:: Task to carry out ::
Reproduce all records verbatim.

========

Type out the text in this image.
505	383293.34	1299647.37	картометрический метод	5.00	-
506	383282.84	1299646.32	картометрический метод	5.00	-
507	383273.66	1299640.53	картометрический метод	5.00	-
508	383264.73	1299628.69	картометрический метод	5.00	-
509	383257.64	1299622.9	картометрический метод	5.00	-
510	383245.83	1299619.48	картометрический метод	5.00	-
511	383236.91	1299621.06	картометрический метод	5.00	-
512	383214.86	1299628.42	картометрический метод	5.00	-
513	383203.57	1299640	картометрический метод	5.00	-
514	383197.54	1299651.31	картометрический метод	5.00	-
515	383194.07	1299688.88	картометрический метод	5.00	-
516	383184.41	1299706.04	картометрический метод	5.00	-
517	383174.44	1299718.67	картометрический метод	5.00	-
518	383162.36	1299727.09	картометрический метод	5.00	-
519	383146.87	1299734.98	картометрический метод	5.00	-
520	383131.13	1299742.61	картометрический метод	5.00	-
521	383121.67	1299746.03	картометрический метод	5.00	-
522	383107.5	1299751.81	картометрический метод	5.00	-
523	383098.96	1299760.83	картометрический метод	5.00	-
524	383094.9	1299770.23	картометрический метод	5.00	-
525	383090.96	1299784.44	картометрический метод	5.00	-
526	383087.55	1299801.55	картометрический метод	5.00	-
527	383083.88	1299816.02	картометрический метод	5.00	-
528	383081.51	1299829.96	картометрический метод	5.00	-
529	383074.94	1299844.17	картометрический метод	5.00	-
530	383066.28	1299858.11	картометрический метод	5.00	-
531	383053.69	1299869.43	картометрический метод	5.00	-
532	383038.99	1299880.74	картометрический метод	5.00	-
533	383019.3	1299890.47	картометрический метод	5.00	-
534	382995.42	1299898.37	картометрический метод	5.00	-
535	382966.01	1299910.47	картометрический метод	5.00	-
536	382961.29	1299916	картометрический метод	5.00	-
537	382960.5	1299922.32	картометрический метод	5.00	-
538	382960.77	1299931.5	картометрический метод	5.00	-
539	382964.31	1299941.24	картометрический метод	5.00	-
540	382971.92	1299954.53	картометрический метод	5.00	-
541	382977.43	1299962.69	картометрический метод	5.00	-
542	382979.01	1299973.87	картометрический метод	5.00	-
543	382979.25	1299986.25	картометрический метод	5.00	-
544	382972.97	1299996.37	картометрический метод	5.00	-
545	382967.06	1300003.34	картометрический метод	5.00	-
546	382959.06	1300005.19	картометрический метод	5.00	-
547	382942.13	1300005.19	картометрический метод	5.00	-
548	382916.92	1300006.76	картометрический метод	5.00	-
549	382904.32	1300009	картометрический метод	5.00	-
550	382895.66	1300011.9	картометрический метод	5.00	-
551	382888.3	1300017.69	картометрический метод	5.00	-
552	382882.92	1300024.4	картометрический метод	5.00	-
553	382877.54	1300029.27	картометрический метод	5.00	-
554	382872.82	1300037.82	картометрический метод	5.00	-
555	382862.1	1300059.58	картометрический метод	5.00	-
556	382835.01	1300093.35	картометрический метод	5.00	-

========

:: Complete output ::
Type out the text in this image.
505	383293.34	1299647.37	картометрический метод	5.00	-
506	383282.84	1299646.32	картометрический метод	5.00	-
507	383273.66	1299640.53	картометрический метод	5.00	-
508	383264.73	1299628.69	картометрический метод	5.00	-
509	383257.64	1299622.9	картометрический метод	5.00	-
510	383245.83	1299619.48	картометрический метод	5.00	-
511	383236.91	1299621.06	картометрический метод	5.00	-
512	383214.86	1299628.42	картометрический метод	5.00	-
513	383203.57	1299640	картометрический метод	5.00	-
514	383197.54	1299651.31	картометрический метод	5.00	-
515	383194.07	1299688.88	картометрический метод	5.00	-
516	383184.41	1299706.04	картометрический метод	5.00	-
517	383174.44	1299718.67	картометрический метод	5.00	-
518	383162.36	1299727.09	картометрический метод	5.00	-
519	383146.87	1299734.98	картометрический метод	5.00	-
520	383131.13	1299742.61	картометрический метод	5.00	-
521	383121.67	1299746.03	картометрический метод	5.00	-
522	383107.5	1299751.81	картометрический метод	5.00	-
523	383098.96	1299760.83	картометрический метод	5.00	-
524	383094.9	1299770.23	картометрический метод	5.00	-
525	383090.96	1299784.44	картометрический метод	5.00	-
526	383087.55	1299801.55	картометрический метод	5.00	-
527	383083.88	1299816.02	картометрический метод	5.00	-
528	383081.51	1299829.96	картометрический метод	5.00	-
529	383074.94	1299844.17	картометрический метод	5.00	-
530	383066.28	1299858.11	картометрический метод	5.00	-
531	383053.69	1299869.43	картометрический метод	5.00	-
532	383038.99	1299880.74	картометрический метод	5.00	-
533	383019.3	1299890.47	картометрический метод	5.00	-
534	382995.42	1299898.37	картометрический метод	5.00	-
535	382966.01	1299910.47	картометрический метод	5.00	-
536	382961.29	1299916	картометрический метод	5.00	-
537	382960.5	1299922.32	картометрический метод	5.00	-
538	382960.77	1299931.5	картометрический метод	5.00	-
539	382964.31	1299941.24	картометрический метод	5.00	-
540	382971.92	1299954.53	картометрический метод	5.00	-
541	382977.43	1299962.69	картометрический метод	5.00	-
542	382979.01	1299973.87	картометрический метод	5.00	-
543	382979.25	1299986.25	картометрический метод	5.00	-
544	382972.97	1299996.37	картометрический метод	5.00	-
545	382967.06	1300003.34	картометрический метод	5.00	-
546	382959.06	1300005.19	картометрический метод	5.00	-
547	382942.13	1300005.19	картометрический метод	5.00	-
548	382916.92	1300006.76	картометрический метод	5.00	-
549	382904.32	1300009	картометрический метод	5.00	-
550	382895.66	1300011.9	картометрический метод	5.00	-
551	382888.3	1300017.69	картометрический метод	5.00	-
552	382882.92	1300024.4	картометрический метод	5.00	-
553	382877.54	1300029.27	картометрический метод	5.00	-
554	382872.82	1300037.82	картометрический метод	5.00	-
555	382862.1	1300059.58	картометрический метод	5.00	-
556	382835.01	1300093.35	картометрический метод	5.00	-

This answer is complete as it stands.